* BEGIN *

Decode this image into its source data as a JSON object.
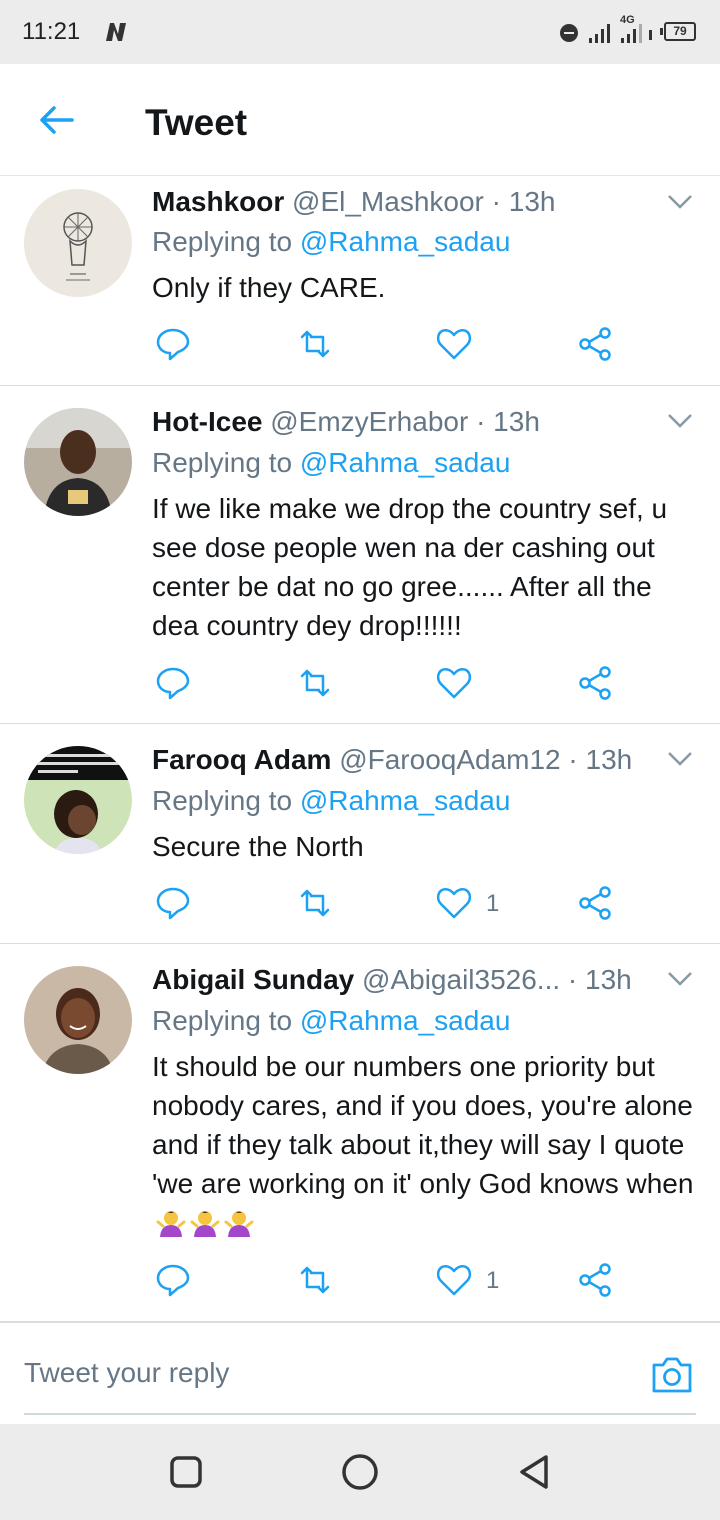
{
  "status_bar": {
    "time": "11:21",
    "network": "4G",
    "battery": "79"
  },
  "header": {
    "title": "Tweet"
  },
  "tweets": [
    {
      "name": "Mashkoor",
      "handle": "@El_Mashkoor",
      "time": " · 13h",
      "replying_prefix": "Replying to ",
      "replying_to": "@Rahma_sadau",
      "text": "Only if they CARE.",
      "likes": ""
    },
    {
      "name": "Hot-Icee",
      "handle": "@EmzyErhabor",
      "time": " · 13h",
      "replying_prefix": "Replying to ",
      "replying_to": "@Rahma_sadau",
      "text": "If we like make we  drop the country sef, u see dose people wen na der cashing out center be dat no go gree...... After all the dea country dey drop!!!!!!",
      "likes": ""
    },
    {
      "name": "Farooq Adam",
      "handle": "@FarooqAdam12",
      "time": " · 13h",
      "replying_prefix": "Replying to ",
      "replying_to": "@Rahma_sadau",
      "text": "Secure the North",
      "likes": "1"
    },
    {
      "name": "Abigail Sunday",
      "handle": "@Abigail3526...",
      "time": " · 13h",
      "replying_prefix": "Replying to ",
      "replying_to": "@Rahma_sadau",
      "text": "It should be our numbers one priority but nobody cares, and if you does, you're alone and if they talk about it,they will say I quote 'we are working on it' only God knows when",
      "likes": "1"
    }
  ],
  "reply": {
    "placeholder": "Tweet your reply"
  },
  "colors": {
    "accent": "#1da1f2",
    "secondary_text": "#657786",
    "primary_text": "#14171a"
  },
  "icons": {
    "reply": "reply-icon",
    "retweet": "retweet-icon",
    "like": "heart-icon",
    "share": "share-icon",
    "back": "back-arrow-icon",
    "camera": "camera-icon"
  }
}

* END *

What you need to do:
Look through the listing above. Pick out each line with "handle" and copy it.

Final result:
      "handle": "@El_Mashkoor",
      "handle": "@EmzyErhabor",
      "handle": "@FarooqAdam12",
      "handle": "@Abigail3526...",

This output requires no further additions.